**Problem statement**
Look for "Hạnh" in the listing below. Gather each line that contains it.

>>>

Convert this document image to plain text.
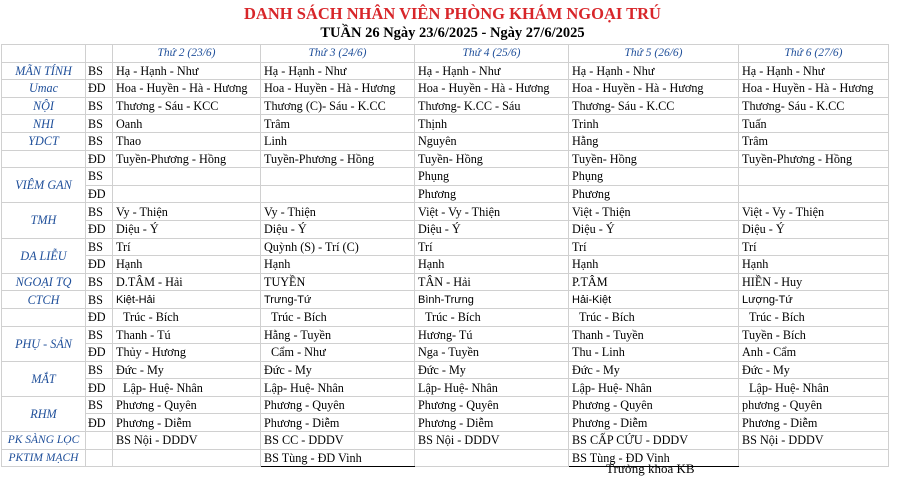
DANH SÁCH NHÂN VIÊN PHÒNG KHÁM NGOẠI TRÚ
TUẦN 26 Ngày 23/6/2025 - Ngày 27/6/2025
		Thứ 2 (23/6)	Thứ 3 (24/6)	Thứ 4 (25/6)	Thứ 5 (26/6)	Thứ 6 (27/6)
MÃN TÍNH	BS	Hạ - Hạnh - Như	Hạ - Hạnh - Như	Hạ - Hạnh - Như	Hạ - Hạnh - Như	Hạ - Hạnh - Như
Umac	ĐD	Hoa - Huyền - Hà - Hương	Hoa - Huyền - Hà - Hương	Hoa - Huyền - Hà - Hương	Hoa - Huyền - Hà - Hương	Hoa - Huyền - Hà - Hương
NỘI	BS	Thương - Sáu - KCC	Thương (C)- Sáu - K.CC	Thương- K.CC - Sáu	Thương- Sáu - K.CC	Thương- Sáu - K.CC
NHI	BS	Oanh	Trâm	Thịnh	Trinh	Tuấn
YDCT	BS	Thao	Linh	Nguyên	Hằng	Trâm
	ĐD	Tuyền-Phương - Hồng	Tuyền-Phương - Hồng	Tuyền- Hồng	Tuyền- Hồng	Tuyền-Phương - Hồng
VIÊM GAN	BS			Phụng	Phụng	
	ĐD			Phương	Phương	
TMH	BS	Vy - Thiện	Vy - Thiện	Việt - Vy - Thiện	Việt - Thiện	Việt - Vy - Thiện
	ĐD	Diệu - Ý	Diệu - Ý	Diệu - Ý	Diệu - Ý	Diệu - Ý
DA LIỄU	BS	Trí	Quỳnh (S) - Trí (C)	Trí	Trí	Trí
	ĐD	Hạnh	Hạnh	Hạnh	Hạnh	Hạnh
NGOẠI TQ	BS	D.TÂM - Hải	TUYỀN	TÂN - Hải	P.TÂM	HIỀN - Huy
CTCH	BS	Kiệt-Hải	Trưng-Tứ	Bình-Trưng	Hải-Kiệt	Lượng-Tứ
	ĐD	Trúc - Bích	Trúc - Bích	Trúc - Bích	Trúc - Bích	Trúc - Bích
PHỤ - SẢN	BS	Thanh - Tú	Hằng - Tuyền	Hương- Tú	Thanh - Tuyền	Tuyền - Bích
	ĐD	Thủy - Hương	Cẩm - Như	Nga - Tuyền	Thu - Linh	Anh - Cẩm
MẮT	BS	Đức - My	Đức - My	Đức - My	Đức - My	Đức - My
	ĐD	Lập- Huệ- Nhân	Lập- Huệ- Nhân	Lập- Huệ- Nhân	Lập- Huệ- Nhân	Lập- Huệ- Nhân
RHM	BS	Phương - Quyên	Phương - Quyên	Phương - Quyên	Phương - Quyên	phương - Quyên
	ĐD	Phương - Diễm	Phương - Diễm	Phương - Diễm	Phương - Diễm	Phương - Diễm
PK SÀNG LỌC		BS Nội - DDDV	BS CC - DDDV	BS Nội - DDDV	BS CẤP CỨU - DDDV	BS Nội - DDDV
PKTIM MẠCH			BS Tùng - ĐD Vinh		BS Tùng - ĐD Vinh	
Trưởng khoa KB
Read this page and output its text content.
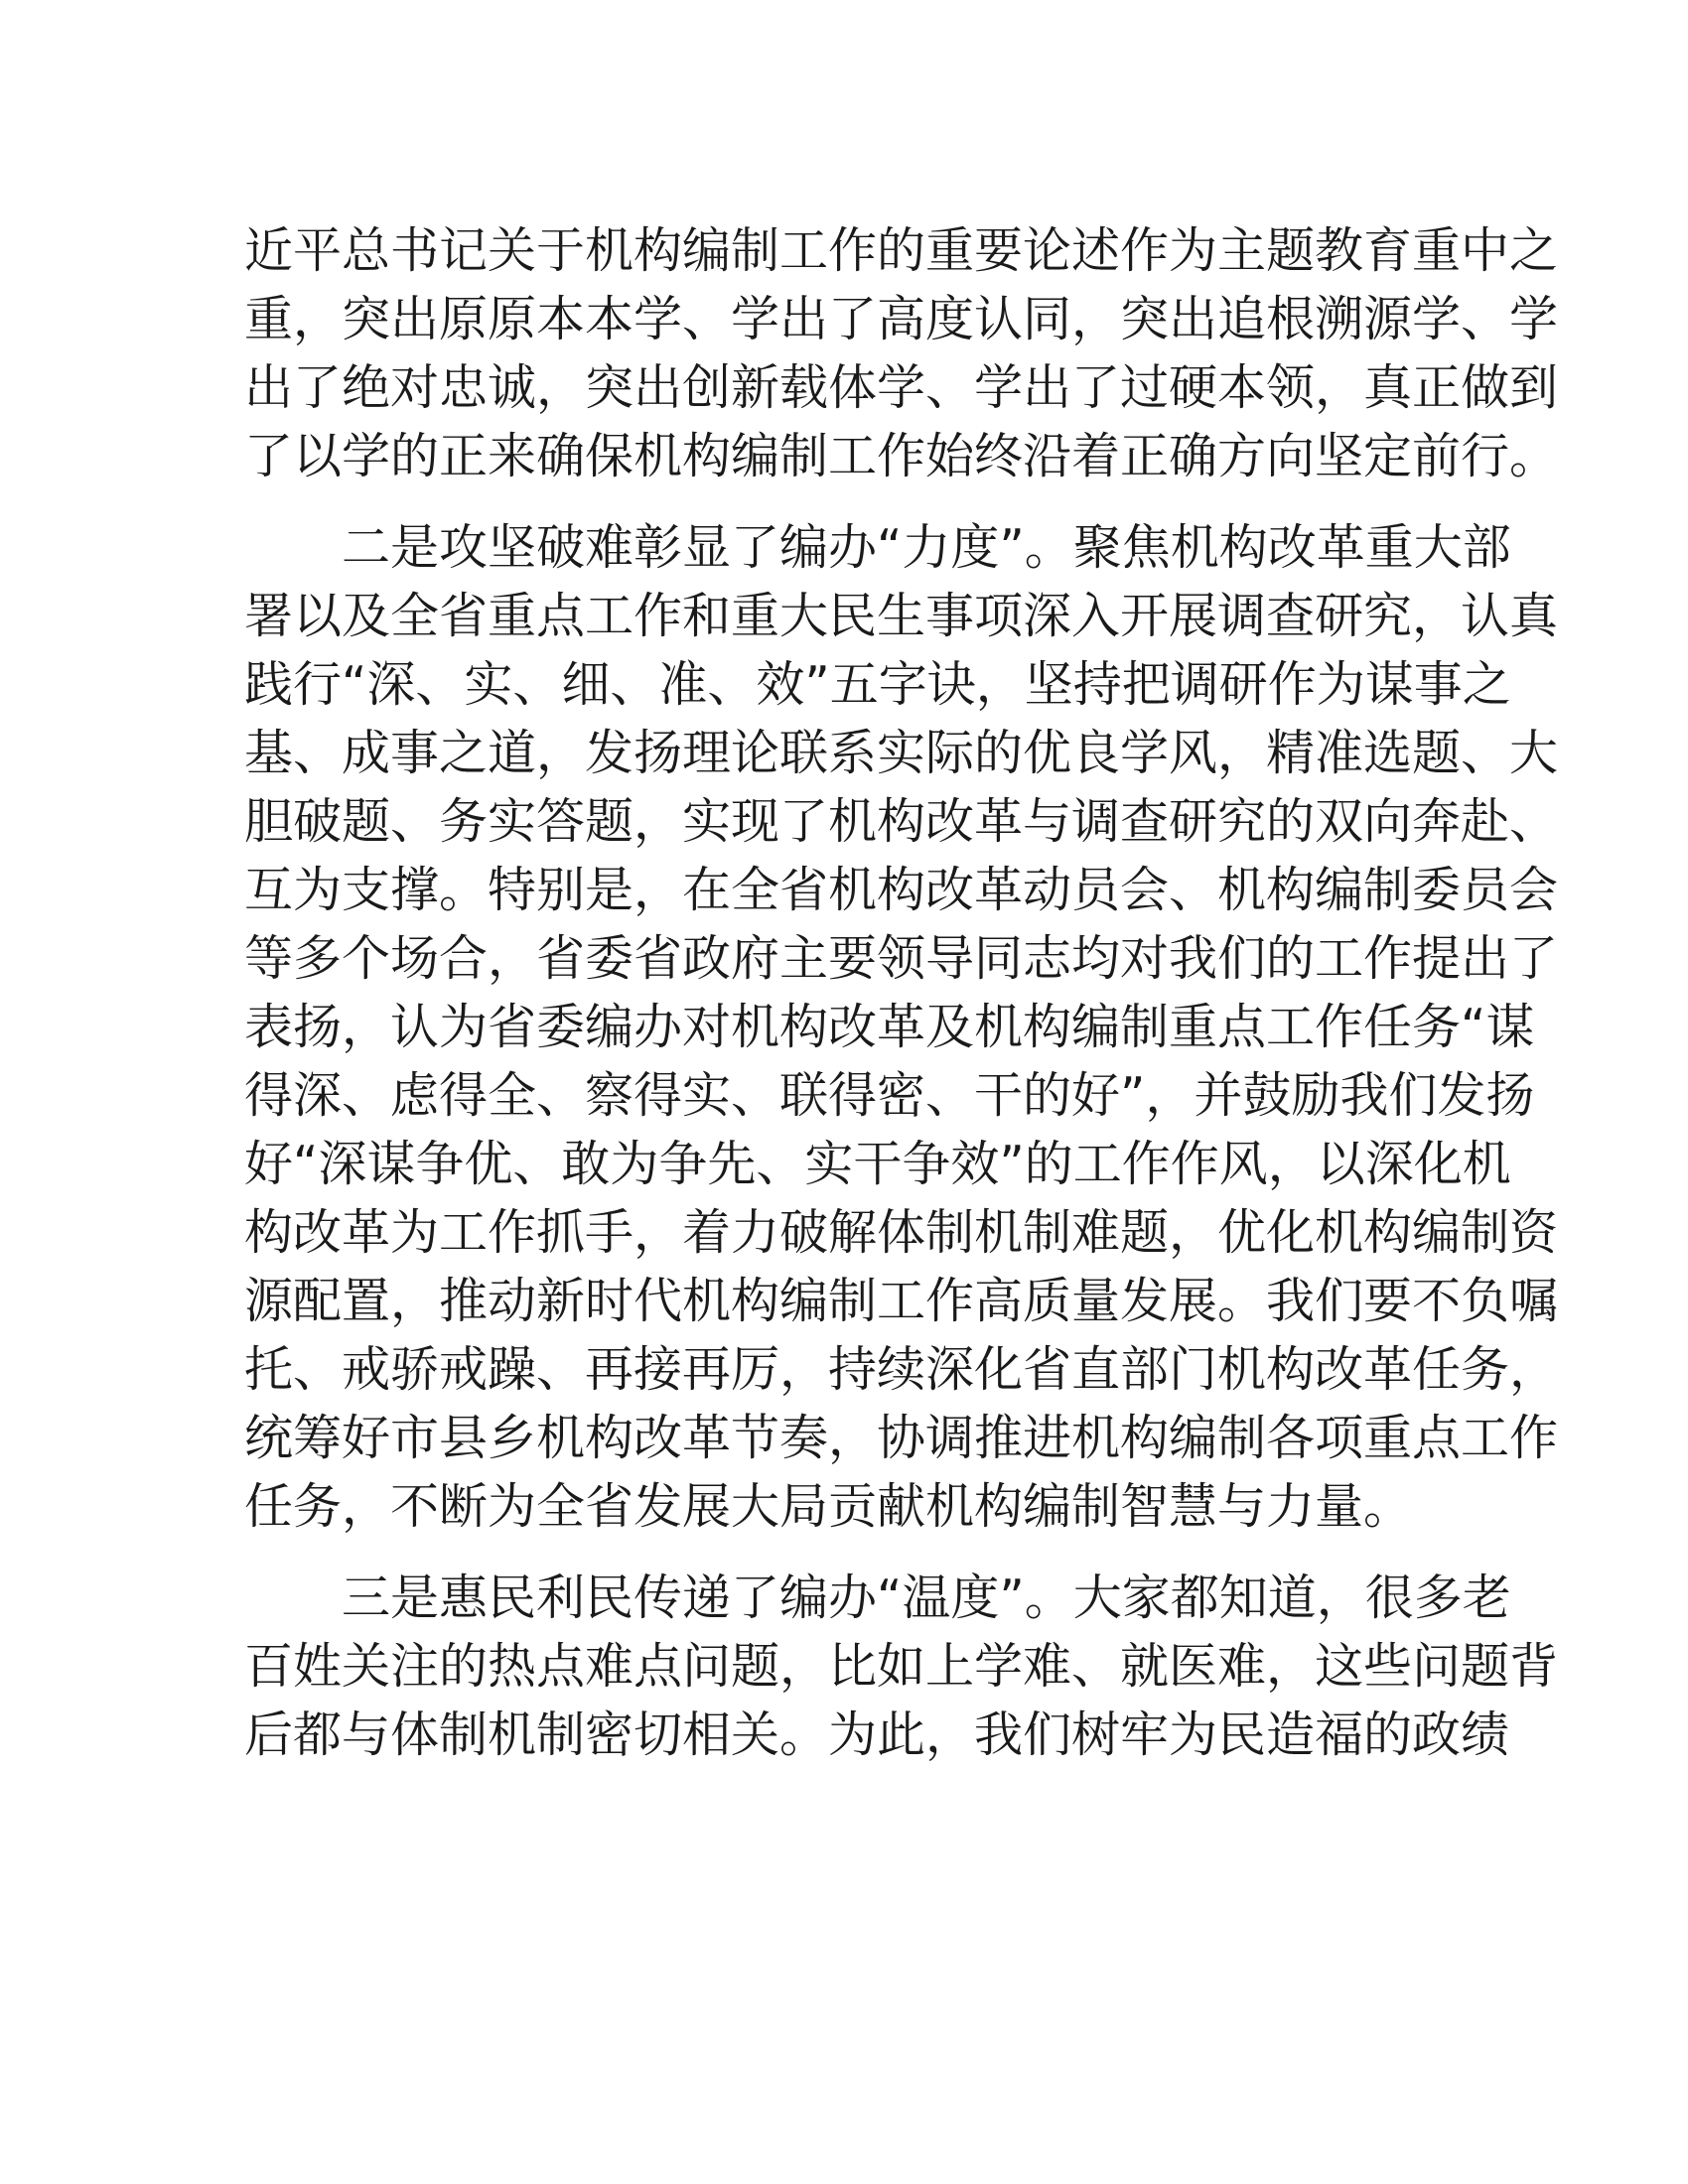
近平总书记关于机构编制工作的重要论述作为主题教育重中之
重，突出原原本本学、学出了高度认同，突出追根溯源学、学
出了绝对忠诚，突出创新载体学、学出了过硬本领，真正做到
了以学的正来确保机构编制工作始终沿着正确方向坚定前行。
二是攻坚破难彰显了编办“力度”。聚焦机构改革重大部
署以及全省重点工作和重大民生事项深入开展调查研究，认真
践行“深、实、细、准、效”五字诀，坚持把调研作为谋事之
基、成事之道，发扬理论联系实际的优良学风，精准选题、大
胆破题、务实答题，实现了机构改革与调查研究的双向奔赴、
互为支撑。特别是，在全省机构改革动员会、机构编制委员会
等多个场合，省委省政府主要领导同志均对我们的工作提出了
表扬，认为省委编办对机构改革及机构编制重点工作任务“谋
得深、虑得全、察得实、联得密、干的好”，并鼓励我们发扬
好“深谋争优、敢为争先、实干争效”的工作作风，以深化机
构改革为工作抓手，着力破解体制机制难题，优化机构编制资
源配置，推动新时代机构编制工作高质量发展。我们要不负嘱
托、戒骄戒躁、再接再厉，持续深化省直部门机构改革任务，
统筹好市县乡机构改革节奏，协调推进机构编制各项重点工作
任务，不断为全省发展大局贡献机构编制智慧与力量。
三是惠民利民传递了编办“温度”。大家都知道，很多老
百姓关注的热点难点问题，比如上学难、就医难，这些问题背
后都与体制机制密切相关。为此，我们树牢为民造福的政绩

<<<

**Task result**
MÃN TÍNH	BS	Hạ - Hạnh - Như	Hạ - Hạnh - Như	Hạ - Hạnh - Như	Hạ - Hạnh - Như	Hạ - Hạnh - Như
	ĐD	Hạnh	Hạnh	Hạnh	Hạnh	Hạnh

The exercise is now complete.